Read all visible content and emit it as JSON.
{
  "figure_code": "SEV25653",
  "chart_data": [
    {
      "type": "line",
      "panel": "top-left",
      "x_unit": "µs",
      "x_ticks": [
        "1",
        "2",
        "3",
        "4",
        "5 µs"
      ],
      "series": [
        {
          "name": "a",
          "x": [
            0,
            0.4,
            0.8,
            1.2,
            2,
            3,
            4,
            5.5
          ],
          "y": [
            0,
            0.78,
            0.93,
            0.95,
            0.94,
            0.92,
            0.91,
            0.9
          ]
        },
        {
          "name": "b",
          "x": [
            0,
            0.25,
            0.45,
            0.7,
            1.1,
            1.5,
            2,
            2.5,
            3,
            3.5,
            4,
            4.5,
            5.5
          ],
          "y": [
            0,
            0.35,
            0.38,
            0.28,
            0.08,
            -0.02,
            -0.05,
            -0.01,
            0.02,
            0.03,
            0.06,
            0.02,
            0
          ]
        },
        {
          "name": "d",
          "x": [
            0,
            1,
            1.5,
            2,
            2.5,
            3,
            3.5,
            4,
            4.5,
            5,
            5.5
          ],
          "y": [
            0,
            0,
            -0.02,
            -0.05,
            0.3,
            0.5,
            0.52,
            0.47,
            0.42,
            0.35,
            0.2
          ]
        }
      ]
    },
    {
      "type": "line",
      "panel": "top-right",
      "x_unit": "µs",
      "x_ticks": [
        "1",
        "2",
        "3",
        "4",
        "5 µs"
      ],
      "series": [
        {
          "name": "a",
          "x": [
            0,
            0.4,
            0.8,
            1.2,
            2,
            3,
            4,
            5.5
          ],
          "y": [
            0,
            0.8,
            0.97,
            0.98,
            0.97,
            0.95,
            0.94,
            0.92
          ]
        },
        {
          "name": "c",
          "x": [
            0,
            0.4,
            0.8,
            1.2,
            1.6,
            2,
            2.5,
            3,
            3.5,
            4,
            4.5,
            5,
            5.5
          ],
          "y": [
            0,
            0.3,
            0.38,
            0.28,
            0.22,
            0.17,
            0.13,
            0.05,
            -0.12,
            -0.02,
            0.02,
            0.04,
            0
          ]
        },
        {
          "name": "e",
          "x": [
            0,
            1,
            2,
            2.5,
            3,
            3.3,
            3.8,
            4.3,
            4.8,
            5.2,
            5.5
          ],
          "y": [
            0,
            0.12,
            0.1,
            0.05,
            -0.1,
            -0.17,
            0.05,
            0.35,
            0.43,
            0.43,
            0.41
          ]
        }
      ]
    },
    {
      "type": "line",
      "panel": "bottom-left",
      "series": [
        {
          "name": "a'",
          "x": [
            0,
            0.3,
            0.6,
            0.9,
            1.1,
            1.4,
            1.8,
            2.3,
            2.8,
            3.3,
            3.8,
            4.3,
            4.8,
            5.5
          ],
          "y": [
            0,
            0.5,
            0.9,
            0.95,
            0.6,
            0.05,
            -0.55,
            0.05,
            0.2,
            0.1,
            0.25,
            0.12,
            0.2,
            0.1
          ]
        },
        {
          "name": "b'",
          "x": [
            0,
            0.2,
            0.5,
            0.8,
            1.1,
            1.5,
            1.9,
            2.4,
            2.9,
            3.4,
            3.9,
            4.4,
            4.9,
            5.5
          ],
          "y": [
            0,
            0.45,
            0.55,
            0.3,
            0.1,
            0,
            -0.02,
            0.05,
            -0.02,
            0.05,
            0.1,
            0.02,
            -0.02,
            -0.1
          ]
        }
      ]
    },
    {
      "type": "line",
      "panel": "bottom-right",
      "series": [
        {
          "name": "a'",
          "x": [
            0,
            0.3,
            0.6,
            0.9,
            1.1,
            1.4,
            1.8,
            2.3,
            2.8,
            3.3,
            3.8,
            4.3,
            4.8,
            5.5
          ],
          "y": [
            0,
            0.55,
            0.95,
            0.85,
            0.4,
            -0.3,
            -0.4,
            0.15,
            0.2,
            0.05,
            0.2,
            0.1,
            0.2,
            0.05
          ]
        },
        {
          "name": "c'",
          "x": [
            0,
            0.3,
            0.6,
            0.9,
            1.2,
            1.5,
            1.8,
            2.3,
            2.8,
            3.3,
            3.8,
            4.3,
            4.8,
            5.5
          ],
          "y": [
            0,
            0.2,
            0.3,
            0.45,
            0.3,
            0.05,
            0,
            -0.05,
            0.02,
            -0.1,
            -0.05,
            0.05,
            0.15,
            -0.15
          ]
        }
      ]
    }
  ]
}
==*==
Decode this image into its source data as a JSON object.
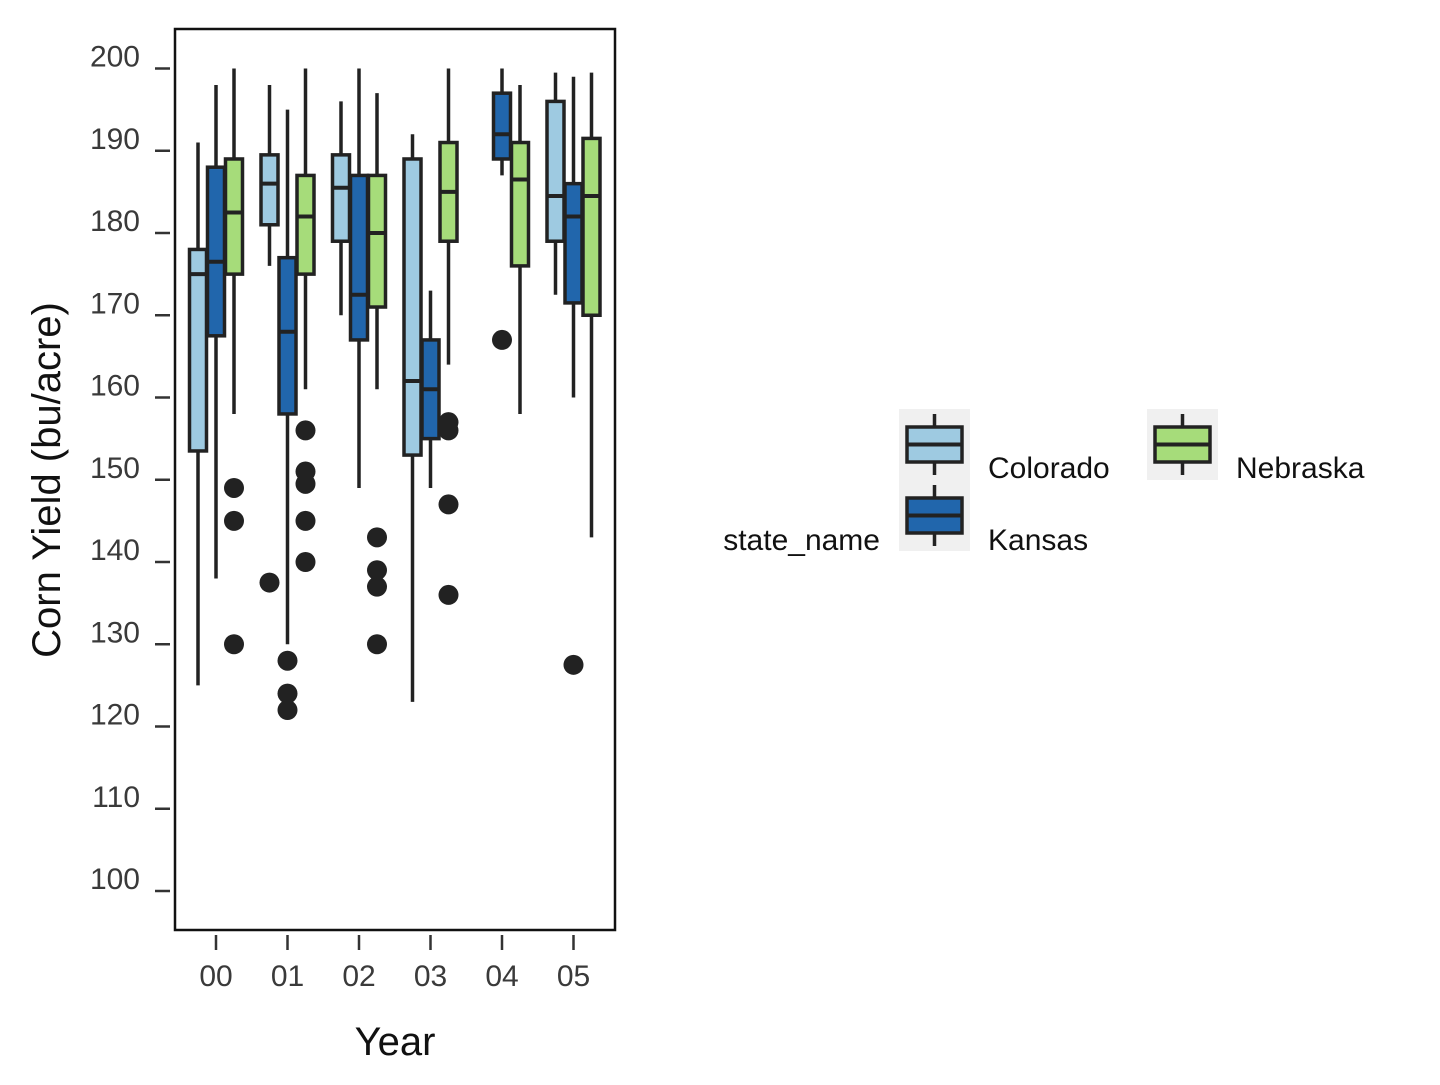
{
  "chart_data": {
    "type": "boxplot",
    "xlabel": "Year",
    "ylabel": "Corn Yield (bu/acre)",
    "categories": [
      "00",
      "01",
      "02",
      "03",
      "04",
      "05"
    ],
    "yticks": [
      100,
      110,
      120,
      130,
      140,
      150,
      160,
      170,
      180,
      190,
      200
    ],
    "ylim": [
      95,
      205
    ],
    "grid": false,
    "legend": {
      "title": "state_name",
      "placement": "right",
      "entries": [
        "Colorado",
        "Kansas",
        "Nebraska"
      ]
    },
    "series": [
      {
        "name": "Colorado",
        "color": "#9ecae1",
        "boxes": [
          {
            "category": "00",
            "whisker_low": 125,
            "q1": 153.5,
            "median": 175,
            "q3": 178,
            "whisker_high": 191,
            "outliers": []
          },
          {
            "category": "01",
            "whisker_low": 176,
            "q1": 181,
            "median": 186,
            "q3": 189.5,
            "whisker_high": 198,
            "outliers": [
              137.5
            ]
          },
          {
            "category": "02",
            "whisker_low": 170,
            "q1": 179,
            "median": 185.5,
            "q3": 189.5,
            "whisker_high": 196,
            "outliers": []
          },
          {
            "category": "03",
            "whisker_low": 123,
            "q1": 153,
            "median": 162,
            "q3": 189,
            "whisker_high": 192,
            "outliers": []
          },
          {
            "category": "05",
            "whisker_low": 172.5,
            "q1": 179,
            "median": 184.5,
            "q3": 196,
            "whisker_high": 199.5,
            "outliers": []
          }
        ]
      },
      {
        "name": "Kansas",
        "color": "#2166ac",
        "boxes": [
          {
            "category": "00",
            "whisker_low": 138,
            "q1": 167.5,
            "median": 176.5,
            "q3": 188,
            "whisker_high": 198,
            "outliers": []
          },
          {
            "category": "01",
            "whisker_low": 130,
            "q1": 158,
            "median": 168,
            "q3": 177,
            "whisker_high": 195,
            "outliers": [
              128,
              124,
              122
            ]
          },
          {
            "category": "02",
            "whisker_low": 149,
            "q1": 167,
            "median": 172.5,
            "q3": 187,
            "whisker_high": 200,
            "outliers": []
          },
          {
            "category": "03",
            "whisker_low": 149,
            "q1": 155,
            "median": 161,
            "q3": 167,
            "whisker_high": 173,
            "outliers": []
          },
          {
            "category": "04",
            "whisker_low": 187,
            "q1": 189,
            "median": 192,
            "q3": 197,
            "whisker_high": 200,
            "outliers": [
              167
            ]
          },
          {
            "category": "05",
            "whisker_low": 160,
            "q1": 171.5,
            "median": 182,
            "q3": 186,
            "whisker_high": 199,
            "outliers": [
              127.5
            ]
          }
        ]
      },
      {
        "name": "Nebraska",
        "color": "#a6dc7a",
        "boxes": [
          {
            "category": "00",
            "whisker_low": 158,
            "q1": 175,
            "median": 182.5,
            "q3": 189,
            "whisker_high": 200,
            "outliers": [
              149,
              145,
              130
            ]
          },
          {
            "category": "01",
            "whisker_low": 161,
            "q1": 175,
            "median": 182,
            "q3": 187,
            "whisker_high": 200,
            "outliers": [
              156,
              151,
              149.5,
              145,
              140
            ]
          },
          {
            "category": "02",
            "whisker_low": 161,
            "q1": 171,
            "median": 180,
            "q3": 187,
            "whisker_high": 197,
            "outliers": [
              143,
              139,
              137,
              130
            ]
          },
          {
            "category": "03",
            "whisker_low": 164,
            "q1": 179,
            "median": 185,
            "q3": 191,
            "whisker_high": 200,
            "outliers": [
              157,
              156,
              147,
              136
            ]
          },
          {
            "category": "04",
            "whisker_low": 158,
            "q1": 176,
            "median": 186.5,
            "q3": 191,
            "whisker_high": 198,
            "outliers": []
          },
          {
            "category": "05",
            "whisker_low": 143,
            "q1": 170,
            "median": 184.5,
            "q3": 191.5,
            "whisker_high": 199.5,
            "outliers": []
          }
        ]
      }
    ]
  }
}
==*==
:: EXERCISE OBJECTIVE ::
In the entries above, how many lines contain the word "bottom"? Answer with the number only.

:: COMPLETE OUTPUT ::
2